# Exercise description:
How many of the lines that follow contain the word "DROME"? Give only the number.

..............................

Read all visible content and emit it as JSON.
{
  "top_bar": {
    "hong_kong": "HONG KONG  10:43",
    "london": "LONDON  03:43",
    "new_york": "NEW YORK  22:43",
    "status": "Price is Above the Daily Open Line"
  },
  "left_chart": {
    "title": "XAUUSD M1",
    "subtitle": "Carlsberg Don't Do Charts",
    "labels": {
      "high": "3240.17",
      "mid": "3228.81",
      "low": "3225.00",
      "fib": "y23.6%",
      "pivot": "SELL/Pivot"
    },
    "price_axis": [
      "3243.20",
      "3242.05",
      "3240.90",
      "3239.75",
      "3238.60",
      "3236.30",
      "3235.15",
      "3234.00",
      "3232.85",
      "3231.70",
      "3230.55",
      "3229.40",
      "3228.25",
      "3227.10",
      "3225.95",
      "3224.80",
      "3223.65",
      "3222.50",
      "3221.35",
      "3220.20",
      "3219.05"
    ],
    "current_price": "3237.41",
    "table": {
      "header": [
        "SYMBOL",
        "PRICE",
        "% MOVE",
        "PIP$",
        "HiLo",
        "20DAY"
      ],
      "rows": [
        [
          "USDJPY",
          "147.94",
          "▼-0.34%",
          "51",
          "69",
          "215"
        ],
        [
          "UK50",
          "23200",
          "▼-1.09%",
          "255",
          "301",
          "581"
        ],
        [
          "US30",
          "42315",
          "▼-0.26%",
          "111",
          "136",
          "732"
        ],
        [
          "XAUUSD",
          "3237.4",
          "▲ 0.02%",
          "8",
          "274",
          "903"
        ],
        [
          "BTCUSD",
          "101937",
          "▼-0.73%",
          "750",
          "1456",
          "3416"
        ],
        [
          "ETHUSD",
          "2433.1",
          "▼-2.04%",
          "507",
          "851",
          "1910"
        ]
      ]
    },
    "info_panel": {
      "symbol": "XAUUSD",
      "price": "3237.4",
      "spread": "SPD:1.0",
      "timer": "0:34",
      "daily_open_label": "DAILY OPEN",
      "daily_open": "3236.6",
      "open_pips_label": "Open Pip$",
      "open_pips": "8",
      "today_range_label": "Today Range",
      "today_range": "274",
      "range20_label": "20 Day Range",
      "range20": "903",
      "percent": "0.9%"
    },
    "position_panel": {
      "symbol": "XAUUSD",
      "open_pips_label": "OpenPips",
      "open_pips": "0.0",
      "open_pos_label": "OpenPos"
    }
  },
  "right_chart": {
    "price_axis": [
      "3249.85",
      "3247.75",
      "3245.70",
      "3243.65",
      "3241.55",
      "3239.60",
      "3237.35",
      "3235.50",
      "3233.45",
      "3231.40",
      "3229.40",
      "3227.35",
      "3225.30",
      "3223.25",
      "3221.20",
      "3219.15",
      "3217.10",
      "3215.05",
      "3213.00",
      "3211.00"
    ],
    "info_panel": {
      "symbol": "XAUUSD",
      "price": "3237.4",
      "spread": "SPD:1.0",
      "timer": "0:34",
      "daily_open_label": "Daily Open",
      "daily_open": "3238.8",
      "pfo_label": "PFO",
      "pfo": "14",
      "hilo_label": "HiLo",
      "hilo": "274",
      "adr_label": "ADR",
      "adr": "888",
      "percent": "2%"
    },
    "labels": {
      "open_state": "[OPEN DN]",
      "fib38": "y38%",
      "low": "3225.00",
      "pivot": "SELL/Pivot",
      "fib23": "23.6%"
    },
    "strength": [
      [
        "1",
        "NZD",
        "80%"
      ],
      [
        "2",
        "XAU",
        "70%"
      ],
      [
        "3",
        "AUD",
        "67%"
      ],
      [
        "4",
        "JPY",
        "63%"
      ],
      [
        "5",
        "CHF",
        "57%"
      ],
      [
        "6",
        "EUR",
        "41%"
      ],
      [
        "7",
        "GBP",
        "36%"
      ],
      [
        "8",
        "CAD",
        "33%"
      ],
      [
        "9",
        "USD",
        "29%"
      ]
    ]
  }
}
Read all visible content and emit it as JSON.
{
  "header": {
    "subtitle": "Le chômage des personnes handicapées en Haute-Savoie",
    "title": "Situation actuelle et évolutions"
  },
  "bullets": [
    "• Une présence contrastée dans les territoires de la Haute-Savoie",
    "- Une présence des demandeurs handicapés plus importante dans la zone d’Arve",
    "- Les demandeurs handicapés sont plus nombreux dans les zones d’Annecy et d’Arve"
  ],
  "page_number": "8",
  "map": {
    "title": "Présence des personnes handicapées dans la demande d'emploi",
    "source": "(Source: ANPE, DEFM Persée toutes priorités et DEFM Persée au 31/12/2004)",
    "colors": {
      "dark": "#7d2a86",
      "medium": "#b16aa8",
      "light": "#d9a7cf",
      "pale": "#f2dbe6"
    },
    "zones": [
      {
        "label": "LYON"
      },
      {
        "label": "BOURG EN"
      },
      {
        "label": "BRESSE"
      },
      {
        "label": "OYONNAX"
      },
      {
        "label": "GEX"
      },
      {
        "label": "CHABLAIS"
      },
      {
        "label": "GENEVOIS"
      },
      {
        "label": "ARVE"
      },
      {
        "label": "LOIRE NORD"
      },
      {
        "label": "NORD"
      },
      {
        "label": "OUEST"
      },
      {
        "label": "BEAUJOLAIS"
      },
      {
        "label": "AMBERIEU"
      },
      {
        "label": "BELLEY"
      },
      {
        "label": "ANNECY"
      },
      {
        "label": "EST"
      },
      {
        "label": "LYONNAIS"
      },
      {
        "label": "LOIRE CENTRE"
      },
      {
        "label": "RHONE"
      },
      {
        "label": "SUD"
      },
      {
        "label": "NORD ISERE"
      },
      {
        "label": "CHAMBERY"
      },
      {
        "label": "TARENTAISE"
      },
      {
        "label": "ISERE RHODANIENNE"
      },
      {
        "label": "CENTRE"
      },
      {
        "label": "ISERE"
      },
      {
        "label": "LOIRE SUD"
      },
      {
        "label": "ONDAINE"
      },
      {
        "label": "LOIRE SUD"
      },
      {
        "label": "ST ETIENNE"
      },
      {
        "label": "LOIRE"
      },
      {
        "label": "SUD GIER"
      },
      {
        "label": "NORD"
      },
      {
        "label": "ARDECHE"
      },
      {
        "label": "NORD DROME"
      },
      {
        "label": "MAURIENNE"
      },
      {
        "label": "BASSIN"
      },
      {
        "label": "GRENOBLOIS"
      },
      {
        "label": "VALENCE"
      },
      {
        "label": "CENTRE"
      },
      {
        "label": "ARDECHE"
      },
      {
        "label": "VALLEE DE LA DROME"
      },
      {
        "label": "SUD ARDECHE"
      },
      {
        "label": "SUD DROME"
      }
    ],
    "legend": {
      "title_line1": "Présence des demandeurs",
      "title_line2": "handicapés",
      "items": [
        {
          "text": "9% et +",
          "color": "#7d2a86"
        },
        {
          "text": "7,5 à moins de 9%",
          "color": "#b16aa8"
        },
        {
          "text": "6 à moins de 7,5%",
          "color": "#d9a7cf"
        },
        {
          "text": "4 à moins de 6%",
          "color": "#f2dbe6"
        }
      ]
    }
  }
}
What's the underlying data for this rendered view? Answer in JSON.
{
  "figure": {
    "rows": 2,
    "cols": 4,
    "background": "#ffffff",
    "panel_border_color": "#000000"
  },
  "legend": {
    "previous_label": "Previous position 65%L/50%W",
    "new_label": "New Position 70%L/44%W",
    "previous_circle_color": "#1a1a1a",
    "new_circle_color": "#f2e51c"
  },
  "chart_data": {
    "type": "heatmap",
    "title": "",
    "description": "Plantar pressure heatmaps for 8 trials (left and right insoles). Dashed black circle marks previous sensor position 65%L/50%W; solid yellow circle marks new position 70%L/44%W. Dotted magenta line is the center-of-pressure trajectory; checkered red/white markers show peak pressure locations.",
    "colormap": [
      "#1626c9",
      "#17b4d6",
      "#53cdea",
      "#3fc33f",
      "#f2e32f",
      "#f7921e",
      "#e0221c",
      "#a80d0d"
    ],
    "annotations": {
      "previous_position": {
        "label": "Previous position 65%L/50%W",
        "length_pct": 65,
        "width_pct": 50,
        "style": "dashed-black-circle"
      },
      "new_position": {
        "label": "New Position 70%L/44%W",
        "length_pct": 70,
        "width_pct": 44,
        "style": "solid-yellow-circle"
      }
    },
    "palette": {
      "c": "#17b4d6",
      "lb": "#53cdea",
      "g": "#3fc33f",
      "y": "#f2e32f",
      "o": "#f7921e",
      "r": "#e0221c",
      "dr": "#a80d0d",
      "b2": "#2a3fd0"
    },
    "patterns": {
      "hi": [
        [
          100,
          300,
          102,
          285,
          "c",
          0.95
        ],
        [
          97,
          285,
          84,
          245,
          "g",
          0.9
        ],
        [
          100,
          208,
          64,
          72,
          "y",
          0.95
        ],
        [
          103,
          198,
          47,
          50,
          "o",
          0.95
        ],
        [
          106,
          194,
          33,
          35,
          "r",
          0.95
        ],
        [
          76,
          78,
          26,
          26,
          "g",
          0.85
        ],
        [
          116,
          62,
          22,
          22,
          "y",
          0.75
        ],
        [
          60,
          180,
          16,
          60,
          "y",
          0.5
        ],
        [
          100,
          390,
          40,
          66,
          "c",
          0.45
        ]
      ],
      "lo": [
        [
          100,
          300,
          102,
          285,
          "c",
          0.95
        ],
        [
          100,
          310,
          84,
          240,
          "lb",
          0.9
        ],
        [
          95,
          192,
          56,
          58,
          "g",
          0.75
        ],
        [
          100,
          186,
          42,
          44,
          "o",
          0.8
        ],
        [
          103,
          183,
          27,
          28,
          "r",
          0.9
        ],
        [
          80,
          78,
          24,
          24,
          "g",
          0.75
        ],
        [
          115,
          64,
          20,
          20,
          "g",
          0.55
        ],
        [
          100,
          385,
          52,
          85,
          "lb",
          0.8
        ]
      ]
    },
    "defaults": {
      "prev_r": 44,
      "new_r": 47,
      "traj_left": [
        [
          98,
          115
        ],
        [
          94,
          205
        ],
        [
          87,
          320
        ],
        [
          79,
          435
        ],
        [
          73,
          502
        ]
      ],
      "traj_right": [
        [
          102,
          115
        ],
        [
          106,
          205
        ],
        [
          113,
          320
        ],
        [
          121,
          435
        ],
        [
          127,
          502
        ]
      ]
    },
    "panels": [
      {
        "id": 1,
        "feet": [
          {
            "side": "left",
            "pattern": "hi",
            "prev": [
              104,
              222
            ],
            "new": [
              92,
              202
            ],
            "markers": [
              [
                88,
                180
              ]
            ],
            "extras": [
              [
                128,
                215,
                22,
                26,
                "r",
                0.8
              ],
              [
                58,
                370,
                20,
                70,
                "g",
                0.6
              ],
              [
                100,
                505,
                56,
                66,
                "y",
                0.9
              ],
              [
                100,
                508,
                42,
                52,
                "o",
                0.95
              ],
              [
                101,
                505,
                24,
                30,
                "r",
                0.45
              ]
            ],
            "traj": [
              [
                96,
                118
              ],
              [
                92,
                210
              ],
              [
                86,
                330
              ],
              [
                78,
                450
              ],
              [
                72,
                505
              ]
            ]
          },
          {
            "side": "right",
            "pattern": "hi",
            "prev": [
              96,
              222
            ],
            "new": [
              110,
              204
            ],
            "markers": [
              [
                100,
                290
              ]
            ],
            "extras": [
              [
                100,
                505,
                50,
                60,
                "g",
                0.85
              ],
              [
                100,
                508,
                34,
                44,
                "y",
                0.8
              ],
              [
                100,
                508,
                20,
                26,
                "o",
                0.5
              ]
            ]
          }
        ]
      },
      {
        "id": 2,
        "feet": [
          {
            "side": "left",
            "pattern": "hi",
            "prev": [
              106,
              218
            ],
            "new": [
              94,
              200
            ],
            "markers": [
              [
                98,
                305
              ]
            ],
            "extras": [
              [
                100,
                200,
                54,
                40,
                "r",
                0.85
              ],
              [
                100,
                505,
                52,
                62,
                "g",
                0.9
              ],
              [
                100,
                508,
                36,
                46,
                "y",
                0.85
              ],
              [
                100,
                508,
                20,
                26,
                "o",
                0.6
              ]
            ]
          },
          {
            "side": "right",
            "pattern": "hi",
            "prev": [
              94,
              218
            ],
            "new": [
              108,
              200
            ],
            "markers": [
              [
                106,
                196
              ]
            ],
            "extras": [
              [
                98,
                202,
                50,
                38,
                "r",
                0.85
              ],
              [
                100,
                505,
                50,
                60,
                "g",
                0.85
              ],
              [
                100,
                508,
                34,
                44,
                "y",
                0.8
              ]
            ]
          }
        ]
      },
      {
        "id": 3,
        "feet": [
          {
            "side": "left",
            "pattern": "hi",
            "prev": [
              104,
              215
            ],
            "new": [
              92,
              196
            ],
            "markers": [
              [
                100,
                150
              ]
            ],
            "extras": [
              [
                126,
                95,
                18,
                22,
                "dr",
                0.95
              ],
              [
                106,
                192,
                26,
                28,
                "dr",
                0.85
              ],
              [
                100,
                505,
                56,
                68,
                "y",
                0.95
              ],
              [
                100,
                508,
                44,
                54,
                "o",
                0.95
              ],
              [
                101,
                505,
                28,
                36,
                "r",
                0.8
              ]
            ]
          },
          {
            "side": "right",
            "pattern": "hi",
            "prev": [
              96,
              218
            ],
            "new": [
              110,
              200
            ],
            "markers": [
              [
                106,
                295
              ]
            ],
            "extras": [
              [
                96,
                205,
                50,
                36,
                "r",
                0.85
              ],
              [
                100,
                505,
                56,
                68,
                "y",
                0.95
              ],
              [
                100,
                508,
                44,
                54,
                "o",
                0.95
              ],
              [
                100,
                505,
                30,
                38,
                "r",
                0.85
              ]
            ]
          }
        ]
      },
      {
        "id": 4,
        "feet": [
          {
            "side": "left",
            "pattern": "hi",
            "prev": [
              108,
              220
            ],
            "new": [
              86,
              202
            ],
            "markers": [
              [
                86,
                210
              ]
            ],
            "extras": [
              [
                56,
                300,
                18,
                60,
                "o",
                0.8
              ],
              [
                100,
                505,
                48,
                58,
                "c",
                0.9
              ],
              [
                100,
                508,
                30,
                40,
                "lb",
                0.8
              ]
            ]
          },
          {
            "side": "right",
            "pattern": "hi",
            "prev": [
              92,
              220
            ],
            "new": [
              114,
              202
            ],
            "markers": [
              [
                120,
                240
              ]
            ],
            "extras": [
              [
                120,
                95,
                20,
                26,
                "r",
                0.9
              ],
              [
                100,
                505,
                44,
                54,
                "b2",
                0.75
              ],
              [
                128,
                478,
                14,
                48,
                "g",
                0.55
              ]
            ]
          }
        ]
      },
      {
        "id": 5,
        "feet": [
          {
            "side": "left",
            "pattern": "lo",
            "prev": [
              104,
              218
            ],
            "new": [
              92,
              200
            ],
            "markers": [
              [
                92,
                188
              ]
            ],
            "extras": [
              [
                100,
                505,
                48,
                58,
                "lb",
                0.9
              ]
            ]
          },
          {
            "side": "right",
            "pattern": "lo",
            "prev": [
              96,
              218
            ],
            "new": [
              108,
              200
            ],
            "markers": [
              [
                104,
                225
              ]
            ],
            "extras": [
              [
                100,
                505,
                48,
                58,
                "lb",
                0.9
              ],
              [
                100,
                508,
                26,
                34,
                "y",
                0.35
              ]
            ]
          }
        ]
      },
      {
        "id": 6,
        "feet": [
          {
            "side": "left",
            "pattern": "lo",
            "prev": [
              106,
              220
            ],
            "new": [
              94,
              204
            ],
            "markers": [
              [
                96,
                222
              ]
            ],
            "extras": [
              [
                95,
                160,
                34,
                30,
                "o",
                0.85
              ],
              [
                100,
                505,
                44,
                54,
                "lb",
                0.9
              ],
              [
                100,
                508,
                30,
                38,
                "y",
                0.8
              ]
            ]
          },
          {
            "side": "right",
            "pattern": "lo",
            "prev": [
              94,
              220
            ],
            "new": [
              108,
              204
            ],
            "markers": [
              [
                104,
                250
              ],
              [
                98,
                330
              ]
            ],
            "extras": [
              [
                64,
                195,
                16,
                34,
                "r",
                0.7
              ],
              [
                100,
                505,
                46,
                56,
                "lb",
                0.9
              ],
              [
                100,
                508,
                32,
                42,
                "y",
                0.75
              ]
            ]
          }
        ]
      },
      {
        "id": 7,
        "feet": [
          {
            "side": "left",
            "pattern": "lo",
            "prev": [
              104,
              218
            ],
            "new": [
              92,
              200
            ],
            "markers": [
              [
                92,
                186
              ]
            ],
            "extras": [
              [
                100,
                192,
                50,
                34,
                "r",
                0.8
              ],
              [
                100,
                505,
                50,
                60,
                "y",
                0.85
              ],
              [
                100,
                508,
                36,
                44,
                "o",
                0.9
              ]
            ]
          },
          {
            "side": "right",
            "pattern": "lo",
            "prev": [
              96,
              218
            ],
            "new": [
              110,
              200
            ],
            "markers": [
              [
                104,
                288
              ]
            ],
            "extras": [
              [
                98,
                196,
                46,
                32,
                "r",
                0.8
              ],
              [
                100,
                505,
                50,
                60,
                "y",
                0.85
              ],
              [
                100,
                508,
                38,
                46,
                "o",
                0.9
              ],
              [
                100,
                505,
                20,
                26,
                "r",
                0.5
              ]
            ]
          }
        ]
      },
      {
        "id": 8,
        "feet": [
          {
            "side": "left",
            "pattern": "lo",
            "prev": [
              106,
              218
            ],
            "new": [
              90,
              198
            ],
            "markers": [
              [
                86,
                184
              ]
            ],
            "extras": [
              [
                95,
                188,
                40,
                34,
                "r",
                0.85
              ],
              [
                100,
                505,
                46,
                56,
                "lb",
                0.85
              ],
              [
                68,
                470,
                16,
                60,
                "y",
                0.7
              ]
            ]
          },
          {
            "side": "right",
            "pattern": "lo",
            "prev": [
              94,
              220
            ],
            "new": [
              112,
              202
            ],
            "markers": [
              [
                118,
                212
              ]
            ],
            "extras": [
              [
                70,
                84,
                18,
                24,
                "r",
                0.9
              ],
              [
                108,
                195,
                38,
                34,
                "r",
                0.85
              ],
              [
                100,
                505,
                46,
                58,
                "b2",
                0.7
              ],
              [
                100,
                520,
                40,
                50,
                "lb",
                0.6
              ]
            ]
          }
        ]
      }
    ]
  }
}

..............................

# Solution to this task:
3